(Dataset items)
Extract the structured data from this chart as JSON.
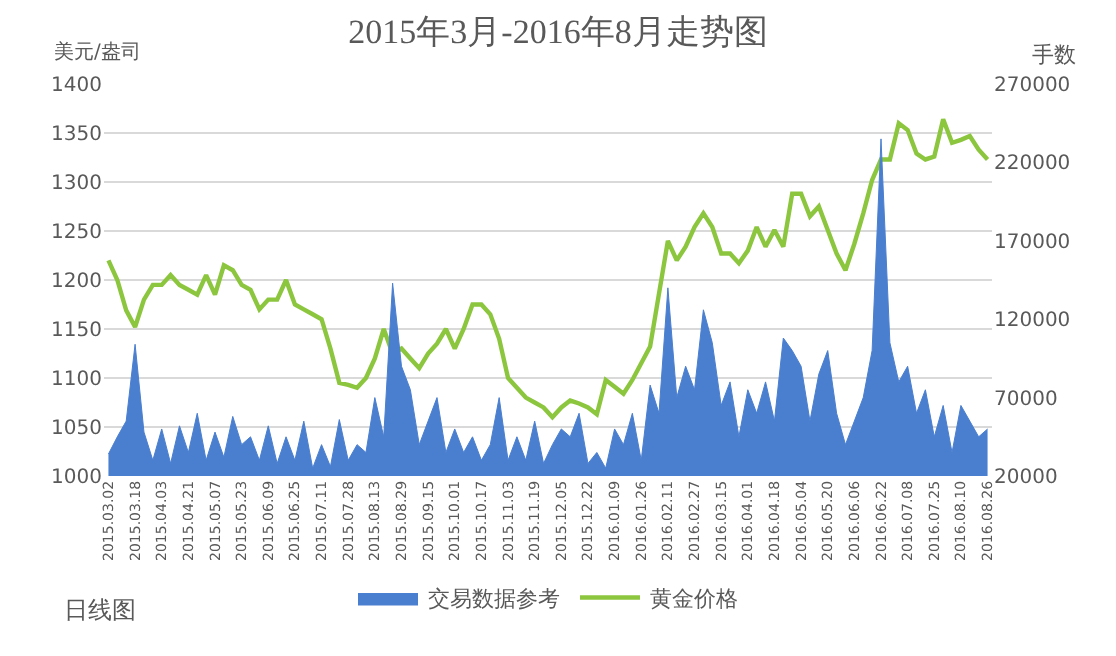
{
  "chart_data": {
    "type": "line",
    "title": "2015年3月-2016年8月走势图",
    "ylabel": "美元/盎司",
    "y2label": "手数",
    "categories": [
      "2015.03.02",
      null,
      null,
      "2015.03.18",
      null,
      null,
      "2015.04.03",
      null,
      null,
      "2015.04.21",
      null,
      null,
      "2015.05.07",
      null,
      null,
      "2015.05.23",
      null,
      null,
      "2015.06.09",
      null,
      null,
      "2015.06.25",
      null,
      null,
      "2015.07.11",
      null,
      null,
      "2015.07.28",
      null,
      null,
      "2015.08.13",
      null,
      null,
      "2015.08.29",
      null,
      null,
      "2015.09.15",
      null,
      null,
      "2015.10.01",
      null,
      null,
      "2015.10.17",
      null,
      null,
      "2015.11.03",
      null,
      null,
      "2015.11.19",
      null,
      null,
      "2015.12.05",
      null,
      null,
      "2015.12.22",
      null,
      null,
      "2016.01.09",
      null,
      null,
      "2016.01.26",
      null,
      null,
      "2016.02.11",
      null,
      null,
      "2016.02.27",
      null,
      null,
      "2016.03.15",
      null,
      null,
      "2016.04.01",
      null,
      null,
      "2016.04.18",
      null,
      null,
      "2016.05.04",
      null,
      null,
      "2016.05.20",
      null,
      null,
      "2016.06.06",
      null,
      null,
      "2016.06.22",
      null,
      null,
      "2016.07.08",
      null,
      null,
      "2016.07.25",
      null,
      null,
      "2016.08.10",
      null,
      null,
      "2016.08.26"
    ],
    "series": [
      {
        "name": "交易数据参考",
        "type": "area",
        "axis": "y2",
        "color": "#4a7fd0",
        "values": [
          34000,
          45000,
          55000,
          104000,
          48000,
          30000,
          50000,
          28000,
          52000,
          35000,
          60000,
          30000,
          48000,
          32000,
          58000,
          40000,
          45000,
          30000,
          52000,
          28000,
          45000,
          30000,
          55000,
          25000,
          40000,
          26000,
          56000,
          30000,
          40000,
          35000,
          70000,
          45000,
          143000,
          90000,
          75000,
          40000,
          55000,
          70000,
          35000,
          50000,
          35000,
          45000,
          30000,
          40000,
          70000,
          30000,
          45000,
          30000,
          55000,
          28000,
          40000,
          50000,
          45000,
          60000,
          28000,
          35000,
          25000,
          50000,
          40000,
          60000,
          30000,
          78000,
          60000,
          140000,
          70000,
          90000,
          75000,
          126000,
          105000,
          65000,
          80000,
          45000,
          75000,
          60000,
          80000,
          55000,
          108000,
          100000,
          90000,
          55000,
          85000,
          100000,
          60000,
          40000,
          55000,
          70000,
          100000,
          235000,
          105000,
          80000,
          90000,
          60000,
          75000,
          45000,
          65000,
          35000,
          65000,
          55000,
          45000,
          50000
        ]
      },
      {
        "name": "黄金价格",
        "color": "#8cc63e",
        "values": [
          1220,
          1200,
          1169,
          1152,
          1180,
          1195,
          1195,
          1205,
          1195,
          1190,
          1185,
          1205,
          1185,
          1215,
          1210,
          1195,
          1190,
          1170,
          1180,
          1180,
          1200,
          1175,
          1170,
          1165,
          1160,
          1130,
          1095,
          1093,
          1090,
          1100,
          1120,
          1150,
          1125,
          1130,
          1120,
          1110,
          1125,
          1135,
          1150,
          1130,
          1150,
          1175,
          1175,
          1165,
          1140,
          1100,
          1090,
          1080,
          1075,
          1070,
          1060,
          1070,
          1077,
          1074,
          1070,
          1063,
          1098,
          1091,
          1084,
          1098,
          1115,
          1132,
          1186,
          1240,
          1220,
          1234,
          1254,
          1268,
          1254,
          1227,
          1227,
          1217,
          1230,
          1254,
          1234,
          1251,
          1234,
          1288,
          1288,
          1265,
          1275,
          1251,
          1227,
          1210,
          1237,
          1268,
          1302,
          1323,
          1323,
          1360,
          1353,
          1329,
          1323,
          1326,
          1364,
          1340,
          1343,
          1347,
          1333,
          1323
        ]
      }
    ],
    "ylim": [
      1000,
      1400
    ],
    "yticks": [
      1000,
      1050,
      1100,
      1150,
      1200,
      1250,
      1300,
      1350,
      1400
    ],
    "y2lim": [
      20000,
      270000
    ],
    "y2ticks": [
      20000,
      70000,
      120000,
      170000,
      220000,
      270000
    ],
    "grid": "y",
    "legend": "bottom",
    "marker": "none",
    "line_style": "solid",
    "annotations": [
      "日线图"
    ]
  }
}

*What this task involves*:
Copy every record above exactly, leaving out any pictures.

*Expected output*:
Extract the structured data from this chart as JSON.
{
  "chart_data": {
    "type": "line",
    "title": "2015年3月-2016年8月走势图",
    "ylabel": "美元/盎司",
    "y2label": "手数",
    "categories": [
      "2015.03.02",
      null,
      null,
      "2015.03.18",
      null,
      null,
      "2015.04.03",
      null,
      null,
      "2015.04.21",
      null,
      null,
      "2015.05.07",
      null,
      null,
      "2015.05.23",
      null,
      null,
      "2015.06.09",
      null,
      null,
      "2015.06.25",
      null,
      null,
      "2015.07.11",
      null,
      null,
      "2015.07.28",
      null,
      null,
      "2015.08.13",
      null,
      null,
      "2015.08.29",
      null,
      null,
      "2015.09.15",
      null,
      null,
      "2015.10.01",
      null,
      null,
      "2015.10.17",
      null,
      null,
      "2015.11.03",
      null,
      null,
      "2015.11.19",
      null,
      null,
      "2015.12.05",
      null,
      null,
      "2015.12.22",
      null,
      null,
      "2016.01.09",
      null,
      null,
      "2016.01.26",
      null,
      null,
      "2016.02.11",
      null,
      null,
      "2016.02.27",
      null,
      null,
      "2016.03.15",
      null,
      null,
      "2016.04.01",
      null,
      null,
      "2016.04.18",
      null,
      null,
      "2016.05.04",
      null,
      null,
      "2016.05.20",
      null,
      null,
      "2016.06.06",
      null,
      null,
      "2016.06.22",
      null,
      null,
      "2016.07.08",
      null,
      null,
      "2016.07.25",
      null,
      null,
      "2016.08.10",
      null,
      null,
      "2016.08.26"
    ],
    "series": [
      {
        "name": "交易数据参考",
        "type": "area",
        "axis": "y2",
        "color": "#4a7fd0",
        "values": [
          34000,
          45000,
          55000,
          104000,
          48000,
          30000,
          50000,
          28000,
          52000,
          35000,
          60000,
          30000,
          48000,
          32000,
          58000,
          40000,
          45000,
          30000,
          52000,
          28000,
          45000,
          30000,
          55000,
          25000,
          40000,
          26000,
          56000,
          30000,
          40000,
          35000,
          70000,
          45000,
          143000,
          90000,
          75000,
          40000,
          55000,
          70000,
          35000,
          50000,
          35000,
          45000,
          30000,
          40000,
          70000,
          30000,
          45000,
          30000,
          55000,
          28000,
          40000,
          50000,
          45000,
          60000,
          28000,
          35000,
          25000,
          50000,
          40000,
          60000,
          30000,
          78000,
          60000,
          140000,
          70000,
          90000,
          75000,
          126000,
          105000,
          65000,
          80000,
          45000,
          75000,
          60000,
          80000,
          55000,
          108000,
          100000,
          90000,
          55000,
          85000,
          100000,
          60000,
          40000,
          55000,
          70000,
          100000,
          235000,
          105000,
          80000,
          90000,
          60000,
          75000,
          45000,
          65000,
          35000,
          65000,
          55000,
          45000,
          50000
        ]
      },
      {
        "name": "黄金价格",
        "color": "#8cc63e",
        "values": [
          1220,
          1200,
          1169,
          1152,
          1180,
          1195,
          1195,
          1205,
          1195,
          1190,
          1185,
          1205,
          1185,
          1215,
          1210,
          1195,
          1190,
          1170,
          1180,
          1180,
          1200,
          1175,
          1170,
          1165,
          1160,
          1130,
          1095,
          1093,
          1090,
          1100,
          1120,
          1150,
          1125,
          1130,
          1120,
          1110,
          1125,
          1135,
          1150,
          1130,
          1150,
          1175,
          1175,
          1165,
          1140,
          1100,
          1090,
          1080,
          1075,
          1070,
          1060,
          1070,
          1077,
          1074,
          1070,
          1063,
          1098,
          1091,
          1084,
          1098,
          1115,
          1132,
          1186,
          1240,
          1220,
          1234,
          1254,
          1268,
          1254,
          1227,
          1227,
          1217,
          1230,
          1254,
          1234,
          1251,
          1234,
          1288,
          1288,
          1265,
          1275,
          1251,
          1227,
          1210,
          1237,
          1268,
          1302,
          1323,
          1323,
          1360,
          1353,
          1329,
          1323,
          1326,
          1364,
          1340,
          1343,
          1347,
          1333,
          1323
        ]
      }
    ],
    "ylim": [
      1000,
      1400
    ],
    "yticks": [
      1000,
      1050,
      1100,
      1150,
      1200,
      1250,
      1300,
      1350,
      1400
    ],
    "y2lim": [
      20000,
      270000
    ],
    "y2ticks": [
      20000,
      70000,
      120000,
      170000,
      220000,
      270000
    ],
    "grid": "y",
    "legend": "bottom",
    "marker": "none",
    "line_style": "solid",
    "annotations": [
      "日线图"
    ]
  }
}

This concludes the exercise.